> **Trecho do texto**:
——

Pelo momento em que acontecem, as
denúncias oferecidas ontem pelo procurador-geral, Rodrigo Janot, ao STF
contra 33 pessoas têm alguns objetivos claros e outros ainda
enigmáticos.
O acordo de delação premiada do
senador Delcídio do Amaral, base principal das denúncias, foi firmado
com a Procuradoria Geral da República pouco antes de ele deixar a
prisão, em 19 de fevereiro, lá se vão mais de dois meses. O procurador
teve tempo para examinar a peça. Esperou até ontem, mas não pôde esperar
mais uma semana para oferecer as denúncias. Seu relógio forçou a
coincidência com os dias cruciais que antecedem a votação da abertura do
processo de impeachment. Com o pedido para investigar Dilma, não
divulgado pelo STF, ele jogou a pá de cal que faltava ao processo.

——

> **Dados de entrada**:
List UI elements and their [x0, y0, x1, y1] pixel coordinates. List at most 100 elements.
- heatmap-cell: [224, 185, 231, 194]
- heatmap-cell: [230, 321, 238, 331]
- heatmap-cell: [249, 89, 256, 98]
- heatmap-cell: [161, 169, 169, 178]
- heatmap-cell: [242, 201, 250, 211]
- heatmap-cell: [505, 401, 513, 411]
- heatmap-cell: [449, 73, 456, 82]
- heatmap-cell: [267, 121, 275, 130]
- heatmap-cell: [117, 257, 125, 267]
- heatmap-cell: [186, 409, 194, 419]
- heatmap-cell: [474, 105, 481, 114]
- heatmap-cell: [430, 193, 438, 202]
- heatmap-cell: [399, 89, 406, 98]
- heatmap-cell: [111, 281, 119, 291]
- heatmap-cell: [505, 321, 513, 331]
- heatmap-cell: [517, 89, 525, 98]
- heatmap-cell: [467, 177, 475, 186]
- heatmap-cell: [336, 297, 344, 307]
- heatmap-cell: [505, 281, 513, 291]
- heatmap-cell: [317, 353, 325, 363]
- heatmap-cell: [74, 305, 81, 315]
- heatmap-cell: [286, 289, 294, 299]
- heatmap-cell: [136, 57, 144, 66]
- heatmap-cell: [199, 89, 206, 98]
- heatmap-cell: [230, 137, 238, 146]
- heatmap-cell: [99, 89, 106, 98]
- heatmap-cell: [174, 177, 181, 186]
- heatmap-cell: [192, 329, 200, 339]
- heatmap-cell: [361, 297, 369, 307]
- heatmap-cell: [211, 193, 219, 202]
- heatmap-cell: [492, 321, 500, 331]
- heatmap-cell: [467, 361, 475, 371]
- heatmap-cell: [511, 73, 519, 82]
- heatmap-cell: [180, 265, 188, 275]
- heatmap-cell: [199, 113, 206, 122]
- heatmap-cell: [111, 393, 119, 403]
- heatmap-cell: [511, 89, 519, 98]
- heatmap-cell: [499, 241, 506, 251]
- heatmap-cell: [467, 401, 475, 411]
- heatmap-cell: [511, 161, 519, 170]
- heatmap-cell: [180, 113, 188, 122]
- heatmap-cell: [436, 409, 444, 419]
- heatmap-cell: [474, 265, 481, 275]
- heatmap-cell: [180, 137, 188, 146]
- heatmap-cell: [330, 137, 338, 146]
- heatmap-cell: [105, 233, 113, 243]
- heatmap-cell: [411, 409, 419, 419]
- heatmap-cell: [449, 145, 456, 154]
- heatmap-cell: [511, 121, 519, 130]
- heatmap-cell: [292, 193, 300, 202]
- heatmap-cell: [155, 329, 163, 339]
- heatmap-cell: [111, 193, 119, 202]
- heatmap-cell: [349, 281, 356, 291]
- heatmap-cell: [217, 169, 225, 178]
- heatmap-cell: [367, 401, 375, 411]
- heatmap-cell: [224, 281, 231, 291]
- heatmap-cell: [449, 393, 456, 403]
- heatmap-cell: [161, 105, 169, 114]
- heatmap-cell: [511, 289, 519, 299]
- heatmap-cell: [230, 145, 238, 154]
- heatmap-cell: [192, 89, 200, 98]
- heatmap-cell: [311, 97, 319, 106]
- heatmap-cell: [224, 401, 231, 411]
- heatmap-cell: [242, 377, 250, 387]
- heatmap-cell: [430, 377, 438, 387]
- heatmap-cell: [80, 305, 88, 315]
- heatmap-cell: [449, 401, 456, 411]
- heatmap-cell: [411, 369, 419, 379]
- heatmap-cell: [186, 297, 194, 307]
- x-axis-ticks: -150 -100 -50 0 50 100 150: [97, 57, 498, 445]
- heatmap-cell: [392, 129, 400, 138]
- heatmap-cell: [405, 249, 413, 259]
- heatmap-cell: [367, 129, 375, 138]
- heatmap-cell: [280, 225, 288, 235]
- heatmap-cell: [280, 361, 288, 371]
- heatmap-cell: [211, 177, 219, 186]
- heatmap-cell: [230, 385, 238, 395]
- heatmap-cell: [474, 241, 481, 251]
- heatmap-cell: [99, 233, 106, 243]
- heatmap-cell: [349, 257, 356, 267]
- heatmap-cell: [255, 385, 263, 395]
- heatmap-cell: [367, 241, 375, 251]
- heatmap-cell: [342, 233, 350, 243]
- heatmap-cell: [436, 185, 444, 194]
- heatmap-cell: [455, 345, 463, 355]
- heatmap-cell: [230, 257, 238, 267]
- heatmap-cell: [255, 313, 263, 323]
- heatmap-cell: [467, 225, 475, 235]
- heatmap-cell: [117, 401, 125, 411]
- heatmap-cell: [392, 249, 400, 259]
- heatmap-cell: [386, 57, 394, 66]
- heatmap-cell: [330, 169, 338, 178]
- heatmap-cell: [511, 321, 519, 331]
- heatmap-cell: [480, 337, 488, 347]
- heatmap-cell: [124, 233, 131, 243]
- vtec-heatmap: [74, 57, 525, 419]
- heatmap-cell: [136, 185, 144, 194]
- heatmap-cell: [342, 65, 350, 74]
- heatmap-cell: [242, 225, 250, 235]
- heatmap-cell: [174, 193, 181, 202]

——

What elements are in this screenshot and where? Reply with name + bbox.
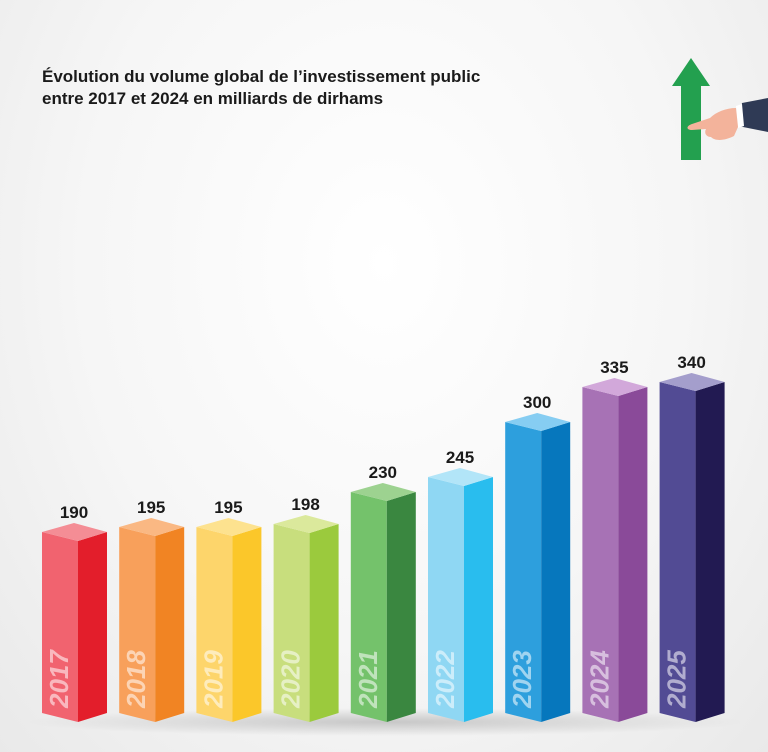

——

> **O que fazer**:
1 - Reescreva as linhas do primeiro bloco, começando pela linha com "List UI elements" e seguindo até a linha com "- heatmap-cell: [136, 57, 144, 66]", trocando "heatmap-cell" por "grid-cell" e mantendo todo o resto igual.
2 - Dê continuidade ao texto sobre as denúncias de Janot ao STF a partir da última frase apresentada.
O texto e as linhas foram tirados de fontes diferentes.

> **Respostas escritas**:
1 -
List UI elements and their [x0, y0, x1, y1] pixel coordinates. List at most 100 elements.
- grid-cell: [224, 185, 231, 194]
- grid-cell: [230, 321, 238, 331]
- grid-cell: [249, 89, 256, 98]
- grid-cell: [161, 169, 169, 178]
- grid-cell: [242, 201, 250, 211]
- grid-cell: [505, 401, 513, 411]
- grid-cell: [449, 73, 456, 82]
- grid-cell: [267, 121, 275, 130]
- grid-cell: [117, 257, 125, 267]
- grid-cell: [186, 409, 194, 419]
- grid-cell: [474, 105, 481, 114]
- grid-cell: [430, 193, 438, 202]
- grid-cell: [399, 89, 406, 98]
- grid-cell: [111, 281, 119, 291]
- grid-cell: [505, 321, 513, 331]
- grid-cell: [517, 89, 525, 98]
- grid-cell: [467, 177, 475, 186]
- grid-cell: [336, 297, 344, 307]
- grid-cell: [505, 281, 513, 291]
- grid-cell: [317, 353, 325, 363]
- grid-cell: [74, 305, 81, 315]
- grid-cell: [286, 289, 294, 299]
- grid-cell: [136, 57, 144, 66]

2 -
A sorte dela já estava selada, dirão
alguns. Já havia votos para autorizar o início do julgamento,
determinando o afastamento. É certo, mas com a denúncia Janot ofereceu
algo como uma legitimação ao processo que, dentro e fora do Brasil, é
tido como um golpe parlamentar. Golpe com rito e tudo, transmitido ao
vivo. O senador Cristovam não honra sua inteligência quando pergunta,
como fez ontem, como o impeachment pode ser golpe se tudo está sendo
feito às claras. Golpe não acontece só com baionetas ou no escurinho das
cavernas, senador. Acontece quando se tem a força e ela é usada para
abater o adversário mesmo que seja preciso atropelar a Constituição. E a
força, no caso, é a soma dos votos reunidos contra Dilma. Primeiro na
Câmara e agora no Senado.
Voltando à denúncia de Janot, até as
criancinhas entenderam que Aécio Neves entrou na lista para justificar
as pancadas no PT e no PMDB, e mesmo a inclusão de Lula na lista dos que
deseja investigar. Se condenado, Lula estará inelegível para 2018.
Assim, Janot terá concluído a tarefa do Congresso de dar cabo do ciclo
de governos petistas.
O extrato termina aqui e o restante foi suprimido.